▶ _Your task_:
Your task is to copy every line of the entries that contains "Sverige".

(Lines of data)
· · · · ·
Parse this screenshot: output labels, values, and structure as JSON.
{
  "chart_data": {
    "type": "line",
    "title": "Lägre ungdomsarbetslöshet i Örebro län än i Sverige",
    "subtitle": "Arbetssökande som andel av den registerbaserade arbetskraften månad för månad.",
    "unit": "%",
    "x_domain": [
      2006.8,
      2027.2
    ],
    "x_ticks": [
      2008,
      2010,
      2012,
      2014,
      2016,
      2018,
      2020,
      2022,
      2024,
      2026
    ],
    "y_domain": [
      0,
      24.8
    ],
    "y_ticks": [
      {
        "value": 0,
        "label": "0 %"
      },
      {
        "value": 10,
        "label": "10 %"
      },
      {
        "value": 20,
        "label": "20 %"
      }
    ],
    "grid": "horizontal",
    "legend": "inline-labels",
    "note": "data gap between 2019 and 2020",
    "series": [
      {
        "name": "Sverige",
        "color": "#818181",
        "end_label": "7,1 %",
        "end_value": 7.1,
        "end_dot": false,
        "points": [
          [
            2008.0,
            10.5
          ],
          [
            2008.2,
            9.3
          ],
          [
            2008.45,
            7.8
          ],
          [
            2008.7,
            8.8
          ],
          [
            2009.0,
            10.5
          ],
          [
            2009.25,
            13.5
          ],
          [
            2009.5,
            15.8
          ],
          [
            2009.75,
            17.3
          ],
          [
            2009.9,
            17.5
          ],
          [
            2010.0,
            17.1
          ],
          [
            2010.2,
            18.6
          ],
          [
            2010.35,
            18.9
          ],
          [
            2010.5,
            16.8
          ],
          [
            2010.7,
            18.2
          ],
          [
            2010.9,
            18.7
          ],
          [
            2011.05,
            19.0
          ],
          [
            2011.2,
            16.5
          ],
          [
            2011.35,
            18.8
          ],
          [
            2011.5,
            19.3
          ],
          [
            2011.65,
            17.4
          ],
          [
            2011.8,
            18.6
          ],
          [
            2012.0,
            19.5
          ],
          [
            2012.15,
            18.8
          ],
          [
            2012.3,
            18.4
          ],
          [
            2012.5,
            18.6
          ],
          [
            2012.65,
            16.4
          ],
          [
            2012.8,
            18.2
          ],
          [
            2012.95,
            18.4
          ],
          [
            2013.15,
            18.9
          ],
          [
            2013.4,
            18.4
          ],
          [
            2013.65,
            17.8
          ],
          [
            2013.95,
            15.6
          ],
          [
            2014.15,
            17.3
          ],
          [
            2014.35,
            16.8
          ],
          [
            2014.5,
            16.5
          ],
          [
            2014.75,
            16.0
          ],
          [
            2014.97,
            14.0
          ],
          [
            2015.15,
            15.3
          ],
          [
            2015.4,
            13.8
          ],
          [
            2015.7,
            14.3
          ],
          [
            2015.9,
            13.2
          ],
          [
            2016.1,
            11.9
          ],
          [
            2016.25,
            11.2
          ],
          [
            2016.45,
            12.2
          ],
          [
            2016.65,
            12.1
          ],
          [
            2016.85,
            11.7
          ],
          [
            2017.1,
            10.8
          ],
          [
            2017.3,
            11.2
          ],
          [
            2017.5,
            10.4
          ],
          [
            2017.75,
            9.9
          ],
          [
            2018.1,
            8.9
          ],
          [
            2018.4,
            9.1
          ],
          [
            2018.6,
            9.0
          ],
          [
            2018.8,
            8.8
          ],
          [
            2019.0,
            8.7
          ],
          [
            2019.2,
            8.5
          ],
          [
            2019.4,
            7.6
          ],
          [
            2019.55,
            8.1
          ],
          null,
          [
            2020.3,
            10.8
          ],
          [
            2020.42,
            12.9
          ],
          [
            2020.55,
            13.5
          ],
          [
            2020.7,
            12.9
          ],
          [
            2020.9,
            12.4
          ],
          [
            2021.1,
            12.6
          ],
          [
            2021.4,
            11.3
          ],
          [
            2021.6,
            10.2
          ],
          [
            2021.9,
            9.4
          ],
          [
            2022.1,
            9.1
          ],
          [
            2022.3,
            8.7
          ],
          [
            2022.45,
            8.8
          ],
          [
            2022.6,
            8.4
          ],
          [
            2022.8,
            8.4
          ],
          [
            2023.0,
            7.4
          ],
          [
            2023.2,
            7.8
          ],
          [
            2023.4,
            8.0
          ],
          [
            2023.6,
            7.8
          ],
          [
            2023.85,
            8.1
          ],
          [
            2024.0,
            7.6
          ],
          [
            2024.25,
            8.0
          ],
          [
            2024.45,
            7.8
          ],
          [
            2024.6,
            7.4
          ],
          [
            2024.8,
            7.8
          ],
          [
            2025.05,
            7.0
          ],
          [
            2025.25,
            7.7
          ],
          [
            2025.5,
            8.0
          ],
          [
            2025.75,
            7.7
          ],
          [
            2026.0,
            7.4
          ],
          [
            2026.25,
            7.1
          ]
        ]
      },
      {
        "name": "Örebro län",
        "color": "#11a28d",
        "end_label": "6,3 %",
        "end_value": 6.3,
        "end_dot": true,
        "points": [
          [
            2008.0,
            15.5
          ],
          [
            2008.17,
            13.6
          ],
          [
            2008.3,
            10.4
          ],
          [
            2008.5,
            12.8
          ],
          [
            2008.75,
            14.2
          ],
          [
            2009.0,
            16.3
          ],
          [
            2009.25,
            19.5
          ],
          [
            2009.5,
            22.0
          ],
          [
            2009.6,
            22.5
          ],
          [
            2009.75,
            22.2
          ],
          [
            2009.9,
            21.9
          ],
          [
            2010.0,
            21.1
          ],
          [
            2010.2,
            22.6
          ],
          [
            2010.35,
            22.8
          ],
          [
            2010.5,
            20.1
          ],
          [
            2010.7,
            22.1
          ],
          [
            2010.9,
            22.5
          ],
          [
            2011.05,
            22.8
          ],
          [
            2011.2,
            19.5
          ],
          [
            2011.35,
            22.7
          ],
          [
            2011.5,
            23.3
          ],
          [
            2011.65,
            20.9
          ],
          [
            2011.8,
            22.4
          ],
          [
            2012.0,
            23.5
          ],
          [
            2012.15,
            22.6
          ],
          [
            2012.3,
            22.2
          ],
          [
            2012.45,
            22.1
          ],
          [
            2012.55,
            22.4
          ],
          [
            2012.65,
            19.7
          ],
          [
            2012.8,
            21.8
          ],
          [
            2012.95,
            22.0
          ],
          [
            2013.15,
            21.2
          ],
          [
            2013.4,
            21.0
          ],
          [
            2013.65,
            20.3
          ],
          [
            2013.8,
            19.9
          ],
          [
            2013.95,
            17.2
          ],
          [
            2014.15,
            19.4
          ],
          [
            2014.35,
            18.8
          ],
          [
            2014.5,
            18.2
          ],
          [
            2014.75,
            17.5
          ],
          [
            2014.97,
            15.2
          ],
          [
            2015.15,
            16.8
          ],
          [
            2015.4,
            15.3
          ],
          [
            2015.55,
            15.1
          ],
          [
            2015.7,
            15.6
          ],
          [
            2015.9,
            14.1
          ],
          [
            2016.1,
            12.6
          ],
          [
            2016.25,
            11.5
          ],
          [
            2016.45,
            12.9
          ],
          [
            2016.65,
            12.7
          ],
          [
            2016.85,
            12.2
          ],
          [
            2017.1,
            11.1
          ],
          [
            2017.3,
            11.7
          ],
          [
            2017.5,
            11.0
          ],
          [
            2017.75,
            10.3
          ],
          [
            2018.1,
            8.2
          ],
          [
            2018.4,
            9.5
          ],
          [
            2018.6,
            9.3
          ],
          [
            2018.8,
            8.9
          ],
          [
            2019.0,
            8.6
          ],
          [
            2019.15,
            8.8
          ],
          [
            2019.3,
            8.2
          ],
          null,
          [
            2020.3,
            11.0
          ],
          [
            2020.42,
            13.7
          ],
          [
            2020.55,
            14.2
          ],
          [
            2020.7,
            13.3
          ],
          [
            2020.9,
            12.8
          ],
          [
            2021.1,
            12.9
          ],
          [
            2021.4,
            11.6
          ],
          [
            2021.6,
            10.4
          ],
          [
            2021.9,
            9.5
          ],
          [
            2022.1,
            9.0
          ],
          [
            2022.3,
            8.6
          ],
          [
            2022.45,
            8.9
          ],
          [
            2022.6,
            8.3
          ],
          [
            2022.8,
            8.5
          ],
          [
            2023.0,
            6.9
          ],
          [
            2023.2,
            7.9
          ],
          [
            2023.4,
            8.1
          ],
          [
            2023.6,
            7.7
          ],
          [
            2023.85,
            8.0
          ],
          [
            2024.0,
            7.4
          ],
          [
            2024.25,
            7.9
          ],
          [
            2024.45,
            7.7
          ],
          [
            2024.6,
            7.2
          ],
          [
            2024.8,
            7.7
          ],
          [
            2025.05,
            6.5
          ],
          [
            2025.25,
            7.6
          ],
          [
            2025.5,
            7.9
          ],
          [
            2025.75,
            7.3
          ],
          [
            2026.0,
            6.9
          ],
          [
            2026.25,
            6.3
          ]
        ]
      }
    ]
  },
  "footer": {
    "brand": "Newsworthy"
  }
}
· · · · ·
▶ _Output_:
    "title": "Lägre ungdomsarbetslöshet i Örebro län än i Sverige",
        "name": "Sverige",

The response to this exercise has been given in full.